▶ **DIRECTIONS**
- a) In the passage on the poor people's campaign, do these statements agree with the text? (i) The campaign's agenda includes clean water and air. (ii) More than 2,400 faith leaders signed a letter to senators. (iii) Dr. Williams-Skinner read from the Gospel of Luke. Answer yes or no for each, quoting the deciding words.
- b) In the passage on the poor people's campaign, why does the writer say Goodstein's sympathies are obvious? Answer in one to three sentences.
- c) Copy the part of the passage on the poor people's campaign from "Free positive publicity" to "have barely registered.".

───── GIVEN PASSAGE

Goodstein’s sympathies are obvious by the way she contrasted the social conservative agenda with that of the left:
They are aiming to redefine what constitutes a “moral agenda” in politics. Many on the right frame it in narrow terms of opposition to abortion and same-sex marriage. By contrast, the poor people’s campaign’s sprawling agenda includes issues like wages, health care, immigrant rights, gay and transgender rights, criminal justice reform, and clean water and air.
It remains to be seen whether the campaign can catch fire as the organizers hope. Dr. Barbara Williams-Skinner, a minister, longtime civil rights advocate and co-leader of the National African American Clergy Network, says most churches have remained on the sidelines in the Trump era, and too few have spoken out against the tax bills in Congress, which are expected to lead to significant cuts in the nation’s social safety net.
Free positive publicity in the NYT is a great start toward getting the campaign to “catch fire”:
Although more than 2,400 leaders of many faiths signed a letter to senators calling the tax bills “fundamentally unjust,” and the nation’s Catholic bishops requested multiple changes to benefit the working poor, their objections have barely registered.
“You don’t see the outrage of the civil rights movement, or the antiwar movement,” Dr. Williams-Skinner said. “You don’t see that kind of outrageous indignation.”
Goodstein dropped her liberal aversion to Bible thumping when it's coming from the left:
Dr. Williams-Skinner was one of the religious leaders protesting in the atrium of the Hart Senate Office Building last week, as part of the evangelical social justice group Sojourners. She read from the Gospel of Matthew: “I was hungry, but you did not give me anything to eat.”

──────────
───── DATASET ROWS

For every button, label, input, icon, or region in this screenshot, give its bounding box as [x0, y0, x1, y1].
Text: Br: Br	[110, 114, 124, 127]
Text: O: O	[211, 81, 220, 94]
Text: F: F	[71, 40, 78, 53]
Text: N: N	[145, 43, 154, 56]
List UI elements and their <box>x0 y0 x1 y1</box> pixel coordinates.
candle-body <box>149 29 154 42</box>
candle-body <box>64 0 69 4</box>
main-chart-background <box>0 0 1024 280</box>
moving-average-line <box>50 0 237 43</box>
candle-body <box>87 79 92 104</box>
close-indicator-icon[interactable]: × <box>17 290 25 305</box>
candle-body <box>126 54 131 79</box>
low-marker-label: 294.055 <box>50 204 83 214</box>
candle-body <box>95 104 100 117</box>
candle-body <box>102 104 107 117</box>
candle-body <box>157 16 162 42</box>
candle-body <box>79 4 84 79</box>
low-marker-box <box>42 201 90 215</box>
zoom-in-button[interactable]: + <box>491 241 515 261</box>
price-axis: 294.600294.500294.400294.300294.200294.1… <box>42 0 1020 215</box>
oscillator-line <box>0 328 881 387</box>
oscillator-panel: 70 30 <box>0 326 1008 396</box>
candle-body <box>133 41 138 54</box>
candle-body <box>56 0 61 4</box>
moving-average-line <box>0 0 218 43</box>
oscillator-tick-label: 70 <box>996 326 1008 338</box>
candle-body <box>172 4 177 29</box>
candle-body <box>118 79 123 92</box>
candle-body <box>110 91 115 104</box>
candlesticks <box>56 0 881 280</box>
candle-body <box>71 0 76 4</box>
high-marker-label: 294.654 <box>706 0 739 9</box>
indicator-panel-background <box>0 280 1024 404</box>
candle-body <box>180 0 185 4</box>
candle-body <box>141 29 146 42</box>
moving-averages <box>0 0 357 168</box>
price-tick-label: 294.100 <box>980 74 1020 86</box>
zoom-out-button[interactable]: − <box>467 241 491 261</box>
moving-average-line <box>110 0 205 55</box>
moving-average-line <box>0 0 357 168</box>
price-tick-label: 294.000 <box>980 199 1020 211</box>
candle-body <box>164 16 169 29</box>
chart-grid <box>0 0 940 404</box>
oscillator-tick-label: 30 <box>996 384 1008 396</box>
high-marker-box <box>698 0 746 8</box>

──────────

▶ **EXERCISE RESPONSES**
- a)
(i) Yes: "clean water and air."
(ii) Yes: "more than 2,400 leaders of many faiths signed a letter to senators."
(iii) No: "She read from the Gospel of Matthew."

- b) The writer says they are obvious from the way she contrasted the social conservative agenda with that of the left. She describes the right as framing the moral agenda narrowly, as opposition to abortion and same-sex marriage. She then presents the campaign's "sprawling agenda" of wages, health care, immigrant rights, and other issues.

- c)
Free positive publicity in the NYT is a great start toward getting the campaign to “catch fire”:
Although more than 2,400 leaders of many faiths signed a letter to senators calling the tax bills “fundamentally unjust,” and the nation’s Catholic bishops requested multiple changes to benefit the working poor, their objections have barely registered.